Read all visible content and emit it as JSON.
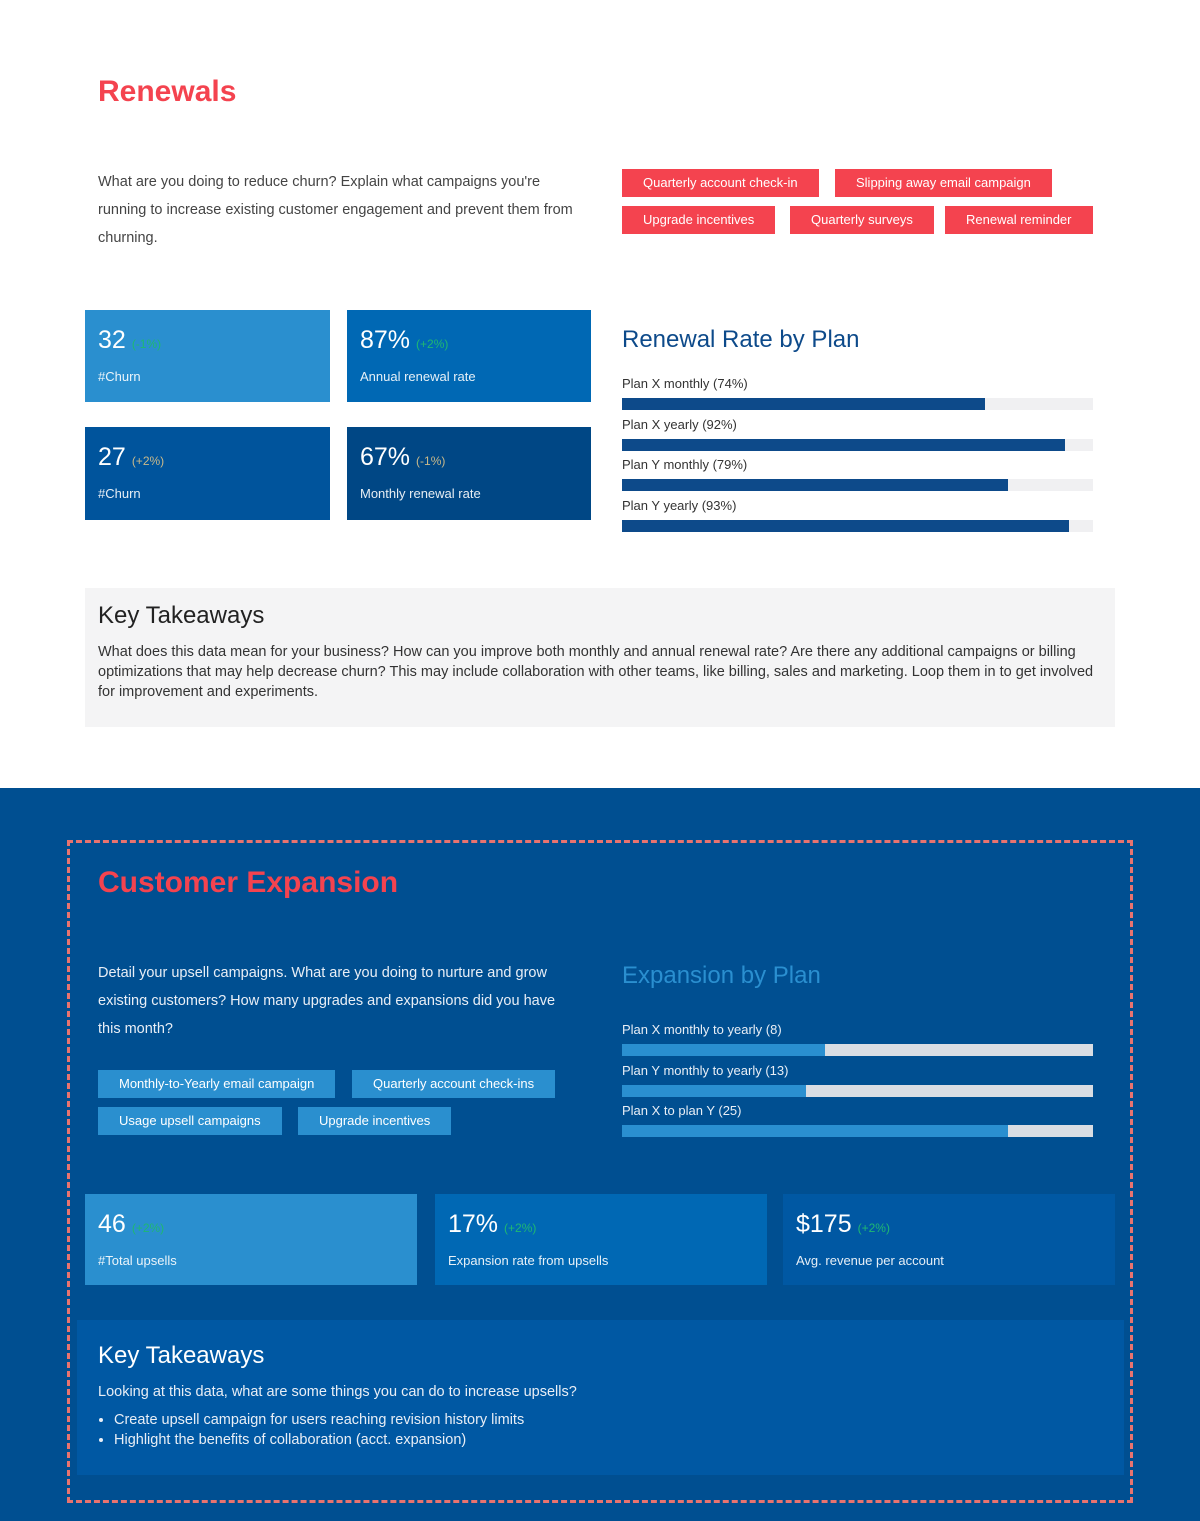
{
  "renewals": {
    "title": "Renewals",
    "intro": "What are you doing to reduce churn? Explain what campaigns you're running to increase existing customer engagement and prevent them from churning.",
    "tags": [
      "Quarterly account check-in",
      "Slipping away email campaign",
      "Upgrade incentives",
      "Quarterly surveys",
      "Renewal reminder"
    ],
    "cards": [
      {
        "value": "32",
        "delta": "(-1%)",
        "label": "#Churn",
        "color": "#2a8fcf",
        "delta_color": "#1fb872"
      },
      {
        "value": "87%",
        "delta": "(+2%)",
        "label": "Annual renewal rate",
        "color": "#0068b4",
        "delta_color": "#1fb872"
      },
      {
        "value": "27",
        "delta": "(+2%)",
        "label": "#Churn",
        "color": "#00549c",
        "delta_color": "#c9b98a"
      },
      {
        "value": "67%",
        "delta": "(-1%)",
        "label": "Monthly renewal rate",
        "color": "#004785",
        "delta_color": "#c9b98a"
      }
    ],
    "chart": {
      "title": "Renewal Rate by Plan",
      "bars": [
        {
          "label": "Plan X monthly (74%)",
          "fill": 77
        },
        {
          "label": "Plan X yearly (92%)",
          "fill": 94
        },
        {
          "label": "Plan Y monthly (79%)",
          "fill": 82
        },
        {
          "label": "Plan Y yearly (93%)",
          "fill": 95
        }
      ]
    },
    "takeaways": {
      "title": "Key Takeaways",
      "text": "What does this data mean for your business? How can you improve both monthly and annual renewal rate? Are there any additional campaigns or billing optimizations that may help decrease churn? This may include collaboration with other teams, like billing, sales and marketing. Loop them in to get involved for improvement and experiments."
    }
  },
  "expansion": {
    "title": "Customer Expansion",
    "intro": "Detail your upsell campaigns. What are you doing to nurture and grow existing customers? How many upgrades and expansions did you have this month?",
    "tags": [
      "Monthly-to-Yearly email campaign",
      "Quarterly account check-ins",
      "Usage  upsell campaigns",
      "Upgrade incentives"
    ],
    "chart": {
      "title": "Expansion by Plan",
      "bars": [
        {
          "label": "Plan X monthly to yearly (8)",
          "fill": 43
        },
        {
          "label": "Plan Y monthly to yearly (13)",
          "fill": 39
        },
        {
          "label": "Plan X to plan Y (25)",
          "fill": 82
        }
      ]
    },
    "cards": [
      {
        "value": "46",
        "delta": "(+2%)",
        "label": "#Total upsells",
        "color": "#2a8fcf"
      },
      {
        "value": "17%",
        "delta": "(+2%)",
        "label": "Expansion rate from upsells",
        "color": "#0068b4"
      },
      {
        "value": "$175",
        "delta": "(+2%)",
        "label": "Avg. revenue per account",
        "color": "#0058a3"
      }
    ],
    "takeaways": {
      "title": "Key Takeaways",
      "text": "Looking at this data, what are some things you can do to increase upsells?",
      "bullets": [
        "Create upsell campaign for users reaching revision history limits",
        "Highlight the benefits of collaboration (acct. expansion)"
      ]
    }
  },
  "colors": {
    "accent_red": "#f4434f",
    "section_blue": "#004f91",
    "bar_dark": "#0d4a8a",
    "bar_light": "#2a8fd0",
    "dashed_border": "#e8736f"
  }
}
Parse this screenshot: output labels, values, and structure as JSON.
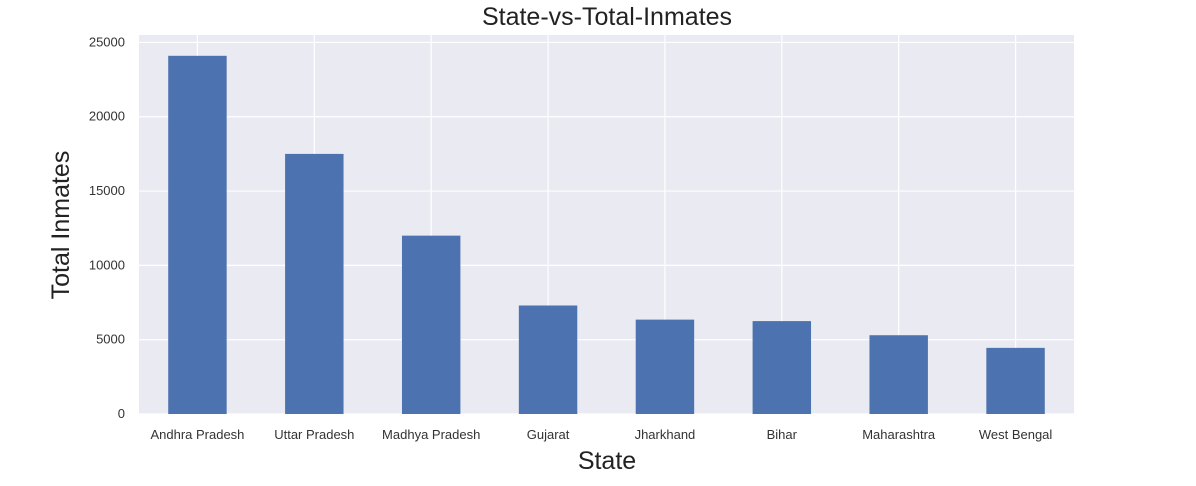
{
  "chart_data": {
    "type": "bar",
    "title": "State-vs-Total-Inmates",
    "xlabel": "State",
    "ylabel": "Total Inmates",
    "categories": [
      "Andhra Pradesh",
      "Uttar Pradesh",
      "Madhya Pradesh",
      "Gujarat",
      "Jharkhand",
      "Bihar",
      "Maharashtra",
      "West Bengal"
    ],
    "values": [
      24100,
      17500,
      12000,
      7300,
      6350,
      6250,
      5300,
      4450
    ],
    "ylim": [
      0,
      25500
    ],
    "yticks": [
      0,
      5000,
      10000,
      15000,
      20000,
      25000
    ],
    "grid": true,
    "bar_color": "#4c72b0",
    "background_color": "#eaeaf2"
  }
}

## Exercise
Copy out the whole listing exactly, and don't carry over any pictures.

## Completed task
Read all visible content and emit it as JSON.
{
  "renewals": {
    "title": "Renewals",
    "intro": "What are you doing to reduce churn? Explain what campaigns you're running to increase existing customer engagement and prevent them from churning.",
    "tags": [
      "Quarterly account check-in",
      "Slipping away email campaign",
      "Upgrade incentives",
      "Quarterly surveys",
      "Renewal reminder"
    ],
    "cards": [
      {
        "value": "32",
        "delta": "(-1%)",
        "label": "#Churn",
        "color": "#2a8fcf",
        "delta_color": "#1fb872"
      },
      {
        "value": "87%",
        "delta": "(+2%)",
        "label": "Annual renewal rate",
        "color": "#0068b4",
        "delta_color": "#1fb872"
      },
      {
        "value": "27",
        "delta": "(+2%)",
        "label": "#Churn",
        "color": "#00549c",
        "delta_color": "#c9b98a"
      },
      {
        "value": "67%",
        "delta": "(-1%)",
        "label": "Monthly renewal rate",
        "color": "#004785",
        "delta_color": "#c9b98a"
      }
    ],
    "chart": {
      "title": "Renewal Rate by Plan",
      "bars": [
        {
          "label": "Plan X monthly (74%)",
          "fill": 77
        },
        {
          "label": "Plan X yearly (92%)",
          "fill": 94
        },
        {
          "label": "Plan Y monthly (79%)",
          "fill": 82
        },
        {
          "label": "Plan Y yearly (93%)",
          "fill": 95
        }
      ]
    },
    "takeaways": {
      "title": "Key Takeaways",
      "text": "What does this data mean for your business? How can you improve both monthly and annual renewal rate? Are there any additional campaigns or billing optimizations that may help decrease churn? This may include collaboration with other teams, like billing, sales and marketing. Loop them in to get involved for improvement and experiments."
    }
  },
  "expansion": {
    "title": "Customer Expansion",
    "intro": "Detail your upsell campaigns. What are you doing to nurture and grow existing customers? How many upgrades and expansions did you have this month?",
    "tags": [
      "Monthly-to-Yearly email campaign",
      "Quarterly account check-ins",
      "Usage  upsell campaigns",
      "Upgrade incentives"
    ],
    "chart": {
      "title": "Expansion by Plan",
      "bars": [
        {
          "label": "Plan X monthly to yearly (8)",
          "fill": 43
        },
        {
          "label": "Plan Y monthly to yearly (13)",
          "fill": 39
        },
        {
          "label": "Plan X to plan Y (25)",
          "fill": 82
        }
      ]
    },
    "cards": [
      {
        "value": "46",
        "delta": "(+2%)",
        "label": "#Total upsells",
        "color": "#2a8fcf"
      },
      {
        "value": "17%",
        "delta": "(+2%)",
        "label": "Expansion rate from upsells",
        "color": "#0068b4"
      },
      {
        "value": "$175",
        "delta": "(+2%)",
        "label": "Avg. revenue per account",
        "color": "#0058a3"
      }
    ],
    "takeaways": {
      "title": "Key Takeaways",
      "text": "Looking at this data, what are some things you can do to increase upsells?",
      "bullets": [
        "Create upsell campaign for users reaching revision history limits",
        "Highlight the benefits of collaboration (acct. expansion)"
      ]
    }
  },
  "colors": {
    "accent_red": "#f4434f",
    "section_blue": "#004f91",
    "bar_dark": "#0d4a8a",
    "bar_light": "#2a8fd0",
    "dashed_border": "#e8736f"
  }
}
Parse this screenshot: output labels, values, and structure as JSON.
{
  "chart_data": {
    "type": "bar",
    "title": "State-vs-Total-Inmates",
    "xlabel": "State",
    "ylabel": "Total Inmates",
    "categories": [
      "Andhra Pradesh",
      "Uttar Pradesh",
      "Madhya Pradesh",
      "Gujarat",
      "Jharkhand",
      "Bihar",
      "Maharashtra",
      "West Bengal"
    ],
    "values": [
      24100,
      17500,
      12000,
      7300,
      6350,
      6250,
      5300,
      4450
    ],
    "ylim": [
      0,
      25500
    ],
    "yticks": [
      0,
      5000,
      10000,
      15000,
      20000,
      25000
    ],
    "grid": true,
    "bar_color": "#4c72b0",
    "background_color": "#eaeaf2"
  }
}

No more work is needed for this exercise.